= Given task =
Every line below that holds the string "Hala" should be copied out.

= Input rows =
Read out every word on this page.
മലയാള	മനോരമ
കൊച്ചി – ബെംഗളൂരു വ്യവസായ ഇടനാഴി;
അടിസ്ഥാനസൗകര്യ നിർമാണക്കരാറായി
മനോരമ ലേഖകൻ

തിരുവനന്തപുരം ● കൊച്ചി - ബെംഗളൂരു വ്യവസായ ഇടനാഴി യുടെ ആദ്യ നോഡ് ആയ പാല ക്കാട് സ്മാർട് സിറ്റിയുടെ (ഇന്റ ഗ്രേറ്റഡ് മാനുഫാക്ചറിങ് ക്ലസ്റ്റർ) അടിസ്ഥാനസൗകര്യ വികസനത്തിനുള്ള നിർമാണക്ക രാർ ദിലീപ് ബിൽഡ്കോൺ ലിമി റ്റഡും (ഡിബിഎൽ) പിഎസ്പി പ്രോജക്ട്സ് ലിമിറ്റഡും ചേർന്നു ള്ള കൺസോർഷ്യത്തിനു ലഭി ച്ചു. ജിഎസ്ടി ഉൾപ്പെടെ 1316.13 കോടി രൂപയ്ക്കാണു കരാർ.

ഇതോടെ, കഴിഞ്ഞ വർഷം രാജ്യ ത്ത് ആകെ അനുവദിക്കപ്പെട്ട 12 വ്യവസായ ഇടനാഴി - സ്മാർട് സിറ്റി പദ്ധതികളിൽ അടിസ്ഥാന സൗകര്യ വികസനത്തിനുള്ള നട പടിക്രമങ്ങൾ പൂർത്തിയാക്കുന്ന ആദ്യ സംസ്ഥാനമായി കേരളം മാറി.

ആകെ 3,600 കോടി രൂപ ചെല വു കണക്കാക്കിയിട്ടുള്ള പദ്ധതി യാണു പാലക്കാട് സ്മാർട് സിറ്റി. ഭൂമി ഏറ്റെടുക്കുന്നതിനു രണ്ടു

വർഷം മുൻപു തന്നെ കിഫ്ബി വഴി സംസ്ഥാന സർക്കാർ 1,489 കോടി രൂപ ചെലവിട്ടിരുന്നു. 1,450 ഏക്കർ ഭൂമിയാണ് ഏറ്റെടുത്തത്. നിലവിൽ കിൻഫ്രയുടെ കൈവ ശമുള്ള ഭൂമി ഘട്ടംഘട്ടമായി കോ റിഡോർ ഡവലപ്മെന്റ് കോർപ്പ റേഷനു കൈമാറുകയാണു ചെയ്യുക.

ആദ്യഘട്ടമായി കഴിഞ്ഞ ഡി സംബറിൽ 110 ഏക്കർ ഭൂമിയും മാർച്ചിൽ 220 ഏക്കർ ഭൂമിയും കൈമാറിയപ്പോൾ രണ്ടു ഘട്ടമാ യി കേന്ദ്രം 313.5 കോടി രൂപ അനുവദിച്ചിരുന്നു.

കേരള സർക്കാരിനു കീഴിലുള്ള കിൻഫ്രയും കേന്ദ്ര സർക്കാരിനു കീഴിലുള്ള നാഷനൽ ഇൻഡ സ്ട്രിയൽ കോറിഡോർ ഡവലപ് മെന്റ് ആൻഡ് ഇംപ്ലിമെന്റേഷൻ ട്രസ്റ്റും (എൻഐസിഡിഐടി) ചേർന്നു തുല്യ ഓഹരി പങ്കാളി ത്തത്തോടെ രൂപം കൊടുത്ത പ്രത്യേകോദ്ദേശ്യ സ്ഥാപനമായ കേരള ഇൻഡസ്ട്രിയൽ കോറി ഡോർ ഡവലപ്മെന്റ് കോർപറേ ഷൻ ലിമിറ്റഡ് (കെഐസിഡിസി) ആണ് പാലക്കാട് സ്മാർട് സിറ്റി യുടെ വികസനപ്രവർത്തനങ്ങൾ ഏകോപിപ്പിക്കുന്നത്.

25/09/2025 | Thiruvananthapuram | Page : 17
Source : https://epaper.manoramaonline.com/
...
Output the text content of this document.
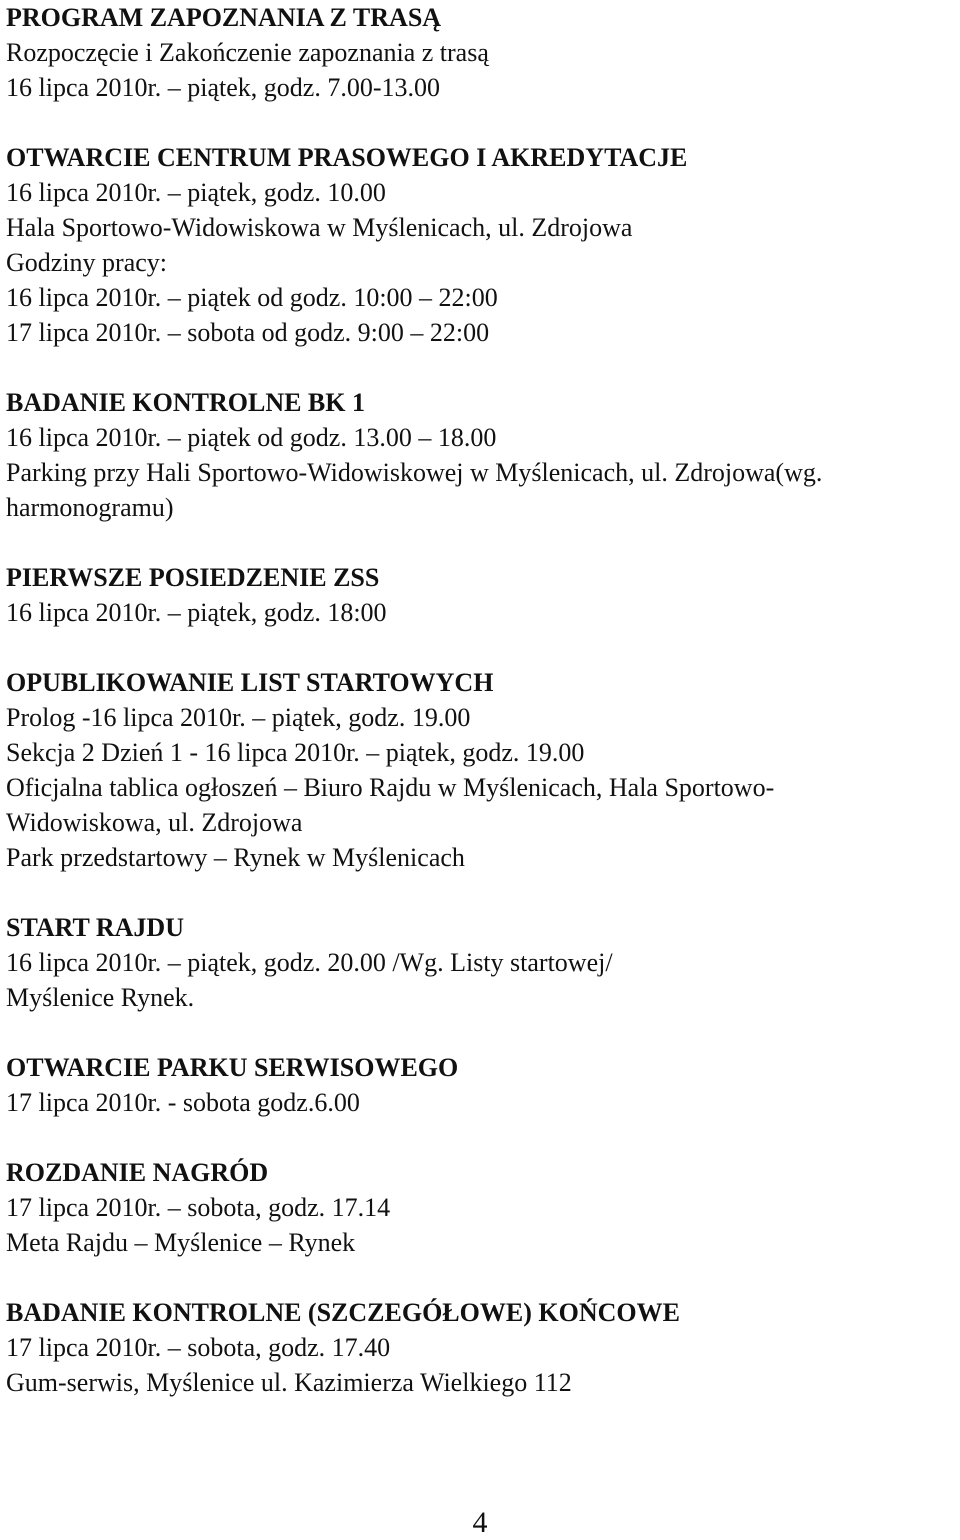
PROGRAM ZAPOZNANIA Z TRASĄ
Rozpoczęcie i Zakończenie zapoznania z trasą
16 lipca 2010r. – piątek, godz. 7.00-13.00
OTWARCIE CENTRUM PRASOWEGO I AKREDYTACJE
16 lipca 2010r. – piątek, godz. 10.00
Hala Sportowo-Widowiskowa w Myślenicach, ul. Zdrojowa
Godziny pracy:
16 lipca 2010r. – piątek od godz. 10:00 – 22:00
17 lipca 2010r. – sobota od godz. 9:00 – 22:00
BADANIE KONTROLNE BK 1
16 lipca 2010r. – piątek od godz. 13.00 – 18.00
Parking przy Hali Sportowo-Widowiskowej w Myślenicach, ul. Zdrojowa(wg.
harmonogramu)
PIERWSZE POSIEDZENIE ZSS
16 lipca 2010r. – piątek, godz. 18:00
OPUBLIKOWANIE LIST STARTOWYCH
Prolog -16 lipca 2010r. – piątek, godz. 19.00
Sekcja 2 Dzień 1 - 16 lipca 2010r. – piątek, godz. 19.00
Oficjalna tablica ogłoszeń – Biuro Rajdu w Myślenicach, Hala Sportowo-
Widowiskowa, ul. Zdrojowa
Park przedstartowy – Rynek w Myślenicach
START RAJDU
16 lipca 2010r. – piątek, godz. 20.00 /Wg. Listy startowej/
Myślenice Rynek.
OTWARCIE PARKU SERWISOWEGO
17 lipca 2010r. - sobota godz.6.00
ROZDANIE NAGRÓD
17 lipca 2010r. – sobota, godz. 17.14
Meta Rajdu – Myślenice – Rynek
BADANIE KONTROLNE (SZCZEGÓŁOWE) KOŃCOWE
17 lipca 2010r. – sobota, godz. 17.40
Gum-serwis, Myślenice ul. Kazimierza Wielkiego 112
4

= Solution to this task =
Hala Sportowo-Widowiskowa w Myślenicach, ul. Zdrojowa
Oficjalna tablica ogłoszeń – Biuro Rajdu w Myślenicach, Hala Sportowo-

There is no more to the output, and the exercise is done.